Exercise input:

——

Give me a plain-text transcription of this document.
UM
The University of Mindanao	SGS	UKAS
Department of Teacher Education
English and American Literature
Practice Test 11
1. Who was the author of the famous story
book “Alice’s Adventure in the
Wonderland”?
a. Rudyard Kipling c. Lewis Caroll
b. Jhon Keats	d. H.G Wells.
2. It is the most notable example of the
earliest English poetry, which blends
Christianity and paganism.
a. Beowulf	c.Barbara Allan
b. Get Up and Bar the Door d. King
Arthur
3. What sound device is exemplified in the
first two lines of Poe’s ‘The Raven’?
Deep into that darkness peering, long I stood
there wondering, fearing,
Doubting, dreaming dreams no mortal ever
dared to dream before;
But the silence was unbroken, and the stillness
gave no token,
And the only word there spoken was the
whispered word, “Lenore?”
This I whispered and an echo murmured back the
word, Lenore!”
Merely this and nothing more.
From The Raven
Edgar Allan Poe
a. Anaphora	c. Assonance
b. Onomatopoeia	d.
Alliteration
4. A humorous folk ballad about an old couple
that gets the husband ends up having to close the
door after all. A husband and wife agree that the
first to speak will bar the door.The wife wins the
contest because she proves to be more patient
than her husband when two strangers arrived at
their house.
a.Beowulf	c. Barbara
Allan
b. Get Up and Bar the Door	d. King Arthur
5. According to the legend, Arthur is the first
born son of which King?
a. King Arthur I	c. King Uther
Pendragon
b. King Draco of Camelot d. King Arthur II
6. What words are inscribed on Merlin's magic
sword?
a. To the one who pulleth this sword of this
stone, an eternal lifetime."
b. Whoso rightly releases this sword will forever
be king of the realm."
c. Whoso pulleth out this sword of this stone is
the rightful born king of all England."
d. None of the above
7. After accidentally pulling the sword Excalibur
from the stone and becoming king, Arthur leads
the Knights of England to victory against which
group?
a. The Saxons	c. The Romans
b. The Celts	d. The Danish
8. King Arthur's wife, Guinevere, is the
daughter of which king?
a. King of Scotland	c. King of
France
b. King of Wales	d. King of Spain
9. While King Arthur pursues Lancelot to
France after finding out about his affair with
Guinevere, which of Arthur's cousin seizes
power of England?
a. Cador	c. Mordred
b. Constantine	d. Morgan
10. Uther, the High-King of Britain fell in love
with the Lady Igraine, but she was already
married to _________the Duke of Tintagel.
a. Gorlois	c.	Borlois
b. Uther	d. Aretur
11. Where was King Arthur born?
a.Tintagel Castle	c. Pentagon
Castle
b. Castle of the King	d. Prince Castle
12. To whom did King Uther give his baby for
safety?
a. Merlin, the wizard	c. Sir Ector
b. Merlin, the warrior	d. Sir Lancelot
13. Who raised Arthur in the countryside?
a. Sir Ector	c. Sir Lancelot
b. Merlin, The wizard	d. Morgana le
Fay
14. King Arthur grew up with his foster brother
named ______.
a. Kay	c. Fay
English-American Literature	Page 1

——

Given exercise:
Go through the listing and print each line exactly as it appears.

Solved problem:
Give me a plain-text transcription of this document.
UM
The University of Mindanao	SGS	UKAS
Department of Teacher Education
English and American Literature
Practice Test 11
1. Who was the author of the famous story
book “Alice’s Adventure in the
Wonderland”?
a. Rudyard Kipling c. Lewis Caroll
b. Jhon Keats	d. H.G Wells.
2. It is the most notable example of the
earliest English poetry, which blends
Christianity and paganism.
a. Beowulf	c.Barbara Allan
b. Get Up and Bar the Door d. King
Arthur
3. What sound device is exemplified in the
first two lines of Poe’s ‘The Raven’?
Deep into that darkness peering, long I stood
there wondering, fearing,
Doubting, dreaming dreams no mortal ever
dared to dream before;
But the silence was unbroken, and the stillness
gave no token,
And the only word there spoken was the
whispered word, “Lenore?”
This I whispered and an echo murmured back the
word, Lenore!”
Merely this and nothing more.
From The Raven
Edgar Allan Poe
a. Anaphora	c. Assonance
b. Onomatopoeia	d.
Alliteration
4. A humorous folk ballad about an old couple
that gets the husband ends up having to close the
door after all. A husband and wife agree that the
first to speak will bar the door.The wife wins the
contest because she proves to be more patient
than her husband when two strangers arrived at
their house.
a.Beowulf	c. Barbara
Allan
b. Get Up and Bar the Door	d. King Arthur
5. According to the legend, Arthur is the first
born son of which King?
a. King Arthur I	c. King Uther
Pendragon
b. King Draco of Camelot d. King Arthur II
6. What words are inscribed on Merlin's magic
sword?
a. To the one who pulleth this sword of this
stone, an eternal lifetime."
b. Whoso rightly releases this sword will forever
be king of the realm."
c. Whoso pulleth out this sword of this stone is
the rightful born king of all England."
d. None of the above
7. After accidentally pulling the sword Excalibur
from the stone and becoming king, Arthur leads
the Knights of England to victory against which
group?
a. The Saxons	c. The Romans
b. The Celts	d. The Danish
8. King Arthur's wife, Guinevere, is the
daughter of which king?
a. King of Scotland	c. King of
France
b. King of Wales	d. King of Spain
9. While King Arthur pursues Lancelot to
France after finding out about his affair with
Guinevere, which of Arthur's cousin seizes
power of England?
a. Cador	c. Mordred
b. Constantine	d. Morgan
10. Uther, the High-King of Britain fell in love
with the Lady Igraine, but she was already
married to _________the Duke of Tintagel.
a. Gorlois	c.	Borlois
b. Uther	d. Aretur
11. Where was King Arthur born?
a.Tintagel Castle	c. Pentagon
Castle
b. Castle of the King	d. Prince Castle
12. To whom did King Uther give his baby for
safety?
a. Merlin, the wizard	c. Sir Ector
b. Merlin, the warrior	d. Sir Lancelot
13. Who raised Arthur in the countryside?
a. Sir Ector	c. Sir Lancelot
b. Merlin, The wizard	d. Morgana le
Fay
14. King Arthur grew up with his foster brother
named ______.
a. Kay	c. Fay
English-American Literature	Page 1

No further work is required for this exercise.